WHAT YOU SHOULD DO - Quote every line below exactly as it reads.

Items from a dataset:
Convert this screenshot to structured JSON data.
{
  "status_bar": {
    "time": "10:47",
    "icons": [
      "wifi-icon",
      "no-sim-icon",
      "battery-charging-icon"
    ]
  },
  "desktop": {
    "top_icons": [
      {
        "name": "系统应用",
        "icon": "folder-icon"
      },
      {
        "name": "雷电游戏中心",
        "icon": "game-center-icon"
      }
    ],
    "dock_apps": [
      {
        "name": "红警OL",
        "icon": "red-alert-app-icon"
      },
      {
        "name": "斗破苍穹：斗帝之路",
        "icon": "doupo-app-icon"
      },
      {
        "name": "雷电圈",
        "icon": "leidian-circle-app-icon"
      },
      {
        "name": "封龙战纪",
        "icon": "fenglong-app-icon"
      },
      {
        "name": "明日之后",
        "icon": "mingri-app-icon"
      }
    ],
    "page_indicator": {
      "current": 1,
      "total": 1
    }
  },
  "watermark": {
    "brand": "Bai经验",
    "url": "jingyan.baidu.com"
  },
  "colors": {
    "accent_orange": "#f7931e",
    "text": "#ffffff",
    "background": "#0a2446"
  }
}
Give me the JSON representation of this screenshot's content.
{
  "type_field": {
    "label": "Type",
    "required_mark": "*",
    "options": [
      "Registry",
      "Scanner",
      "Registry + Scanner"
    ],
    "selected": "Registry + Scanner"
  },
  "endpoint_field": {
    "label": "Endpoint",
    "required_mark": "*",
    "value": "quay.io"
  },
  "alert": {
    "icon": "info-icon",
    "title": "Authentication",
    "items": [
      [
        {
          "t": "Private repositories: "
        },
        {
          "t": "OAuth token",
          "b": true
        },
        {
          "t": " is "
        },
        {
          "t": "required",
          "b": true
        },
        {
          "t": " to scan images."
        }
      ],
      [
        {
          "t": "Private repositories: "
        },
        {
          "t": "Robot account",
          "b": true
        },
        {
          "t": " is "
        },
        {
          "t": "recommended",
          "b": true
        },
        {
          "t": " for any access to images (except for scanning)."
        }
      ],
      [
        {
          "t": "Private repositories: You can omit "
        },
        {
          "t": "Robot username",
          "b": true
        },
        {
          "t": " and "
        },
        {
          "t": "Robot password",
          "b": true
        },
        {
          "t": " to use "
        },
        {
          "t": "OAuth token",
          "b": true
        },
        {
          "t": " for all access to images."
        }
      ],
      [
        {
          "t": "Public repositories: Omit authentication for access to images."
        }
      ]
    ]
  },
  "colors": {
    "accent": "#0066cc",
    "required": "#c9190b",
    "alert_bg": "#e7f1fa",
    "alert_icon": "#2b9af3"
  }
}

EXPECTED OUTPUT -
Convert this screenshot to structured JSON data.
{
  "status_bar": {
    "time": "10:47",
    "icons": [
      "wifi-icon",
      "no-sim-icon",
      "battery-charging-icon"
    ]
  },
  "desktop": {
    "top_icons": [
      {
        "name": "系统应用",
        "icon": "folder-icon"
      },
      {
        "name": "雷电游戏中心",
        "icon": "game-center-icon"
      }
    ],
    "dock_apps": [
      {
        "name": "红警OL",
        "icon": "red-alert-app-icon"
      },
      {
        "name": "斗破苍穹：斗帝之路",
        "icon": "doupo-app-icon"
      },
      {
        "name": "雷电圈",
        "icon": "leidian-circle-app-icon"
      },
      {
        "name": "封龙战纪",
        "icon": "fenglong-app-icon"
      },
      {
        "name": "明日之后",
        "icon": "mingri-app-icon"
      }
    ],
    "page_indicator": {
      "current": 1,
      "total": 1
    }
  },
  "watermark": {
    "brand": "Bai经验",
    "url": "jingyan.baidu.com"
  },
  "colors": {
    "accent_orange": "#f7931e",
    "text": "#ffffff",
    "background": "#0a2446"
  }
}
Give me the JSON representation of this screenshot's content.
{
  "type_field": {
    "label": "Type",
    "required_mark": "*",
    "options": [
      "Registry",
      "Scanner",
      "Registry + Scanner"
    ],
    "selected": "Registry + Scanner"
  },
  "endpoint_field": {
    "label": "Endpoint",
    "required_mark": "*",
    "value": "quay.io"
  },
  "alert": {
    "icon": "info-icon",
    "title": "Authentication",
    "items": [
      [
        {
          "t": "Private repositories: "
        },
        {
          "t": "OAuth token",
          "b": true
        },
        {
          "t": " is "
        },
        {
          "t": "required",
          "b": true
        },
        {
          "t": " to scan images."
        }
      ],
      [
        {
          "t": "Private repositories: "
        },
        {
          "t": "Robot account",
          "b": true
        },
        {
          "t": " is "
        },
        {
          "t": "recommended",
          "b": true
        },
        {
          "t": " for any access to images (except for scanning)."
        }
      ],
      [
        {
          "t": "Private repositories: You can omit "
        },
        {
          "t": "Robot username",
          "b": true
        },
        {
          "t": " and "
        },
        {
          "t": "Robot password",
          "b": true
        },
        {
          "t": " to use "
        },
        {
          "t": "OAuth token",
          "b": true
        },
        {
          "t": " for all access to images."
        }
      ],
      [
        {
          "t": "Public repositories: Omit authentication for access to images."
        }
      ]
    ]
  },
  "colors": {
    "accent": "#0066cc",
    "required": "#c9190b",
    "alert_bg": "#e7f1fa",
    "alert_icon": "#2b9af3"
  }
}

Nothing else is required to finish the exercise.